- _Written request_
Transcribe every entry word for word. Skip the pictures.

[Records]
------------------------------------------------------------------------

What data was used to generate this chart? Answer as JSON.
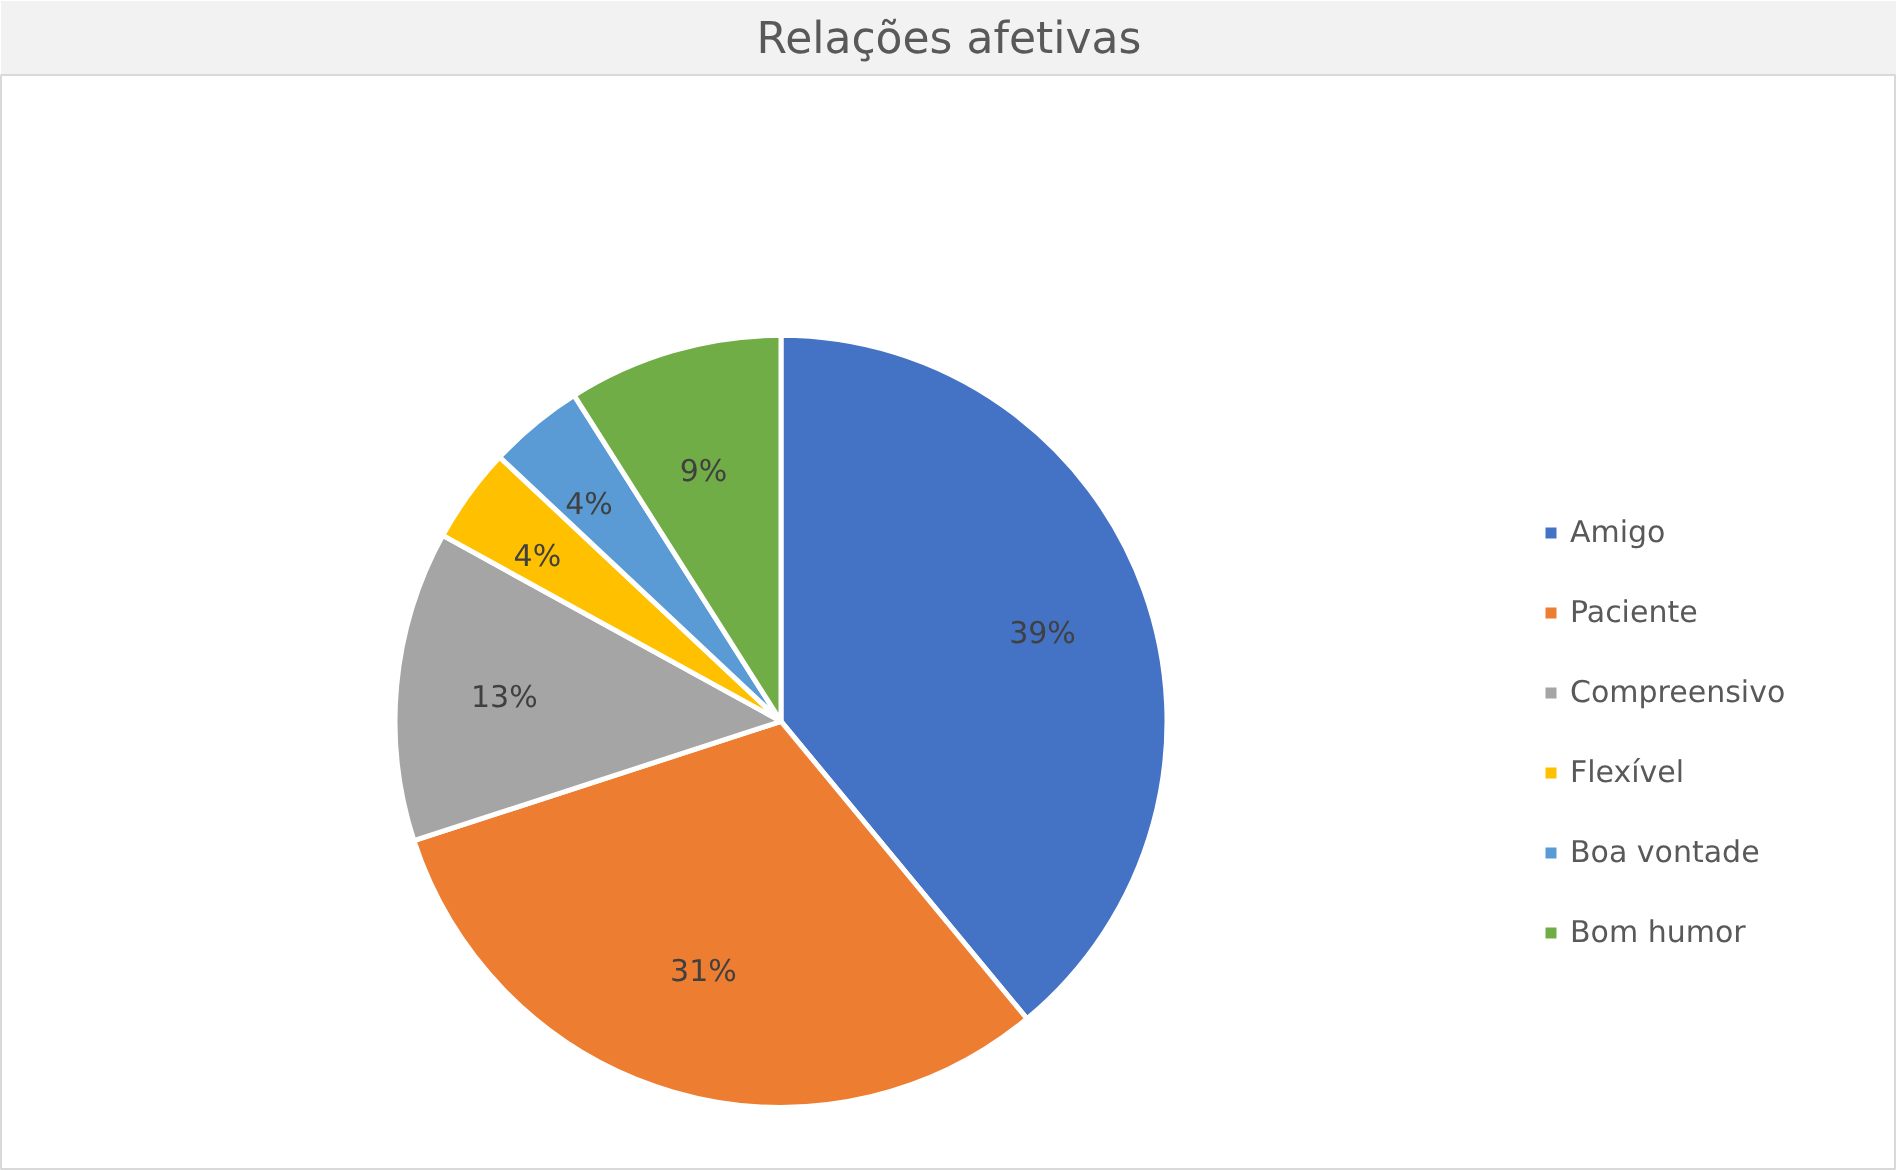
{
  "chart_data": {
    "type": "pie",
    "title": "Relações afetivas",
    "categories": [
      "Amigo",
      "Paciente",
      "Compreensivo",
      "Flexível",
      "Boa vontade",
      "Bom humor"
    ],
    "values": [
      39,
      31,
      13,
      4,
      4,
      9
    ],
    "colors": [
      "#4472c4",
      "#ed7d31",
      "#a5a5a5",
      "#ffc000",
      "#5b9bd5",
      "#70ad47"
    ],
    "value_labels": [
      "39%",
      "31%",
      "13%",
      "4%",
      "4%",
      "9%"
    ],
    "legend": "right"
  }
}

------------------------------------------------------------------------

- _Answer to this exercise_
What data was used to generate this chart? Answer as JSON.
{
  "chart_data": {
    "type": "pie",
    "title": "Relações afetivas",
    "categories": [
      "Amigo",
      "Paciente",
      "Compreensivo",
      "Flexível",
      "Boa vontade",
      "Bom humor"
    ],
    "values": [
      39,
      31,
      13,
      4,
      4,
      9
    ],
    "colors": [
      "#4472c4",
      "#ed7d31",
      "#a5a5a5",
      "#ffc000",
      "#5b9bd5",
      "#70ad47"
    ],
    "value_labels": [
      "39%",
      "31%",
      "13%",
      "4%",
      "4%",
      "9%"
    ],
    "legend": "right"
  }
}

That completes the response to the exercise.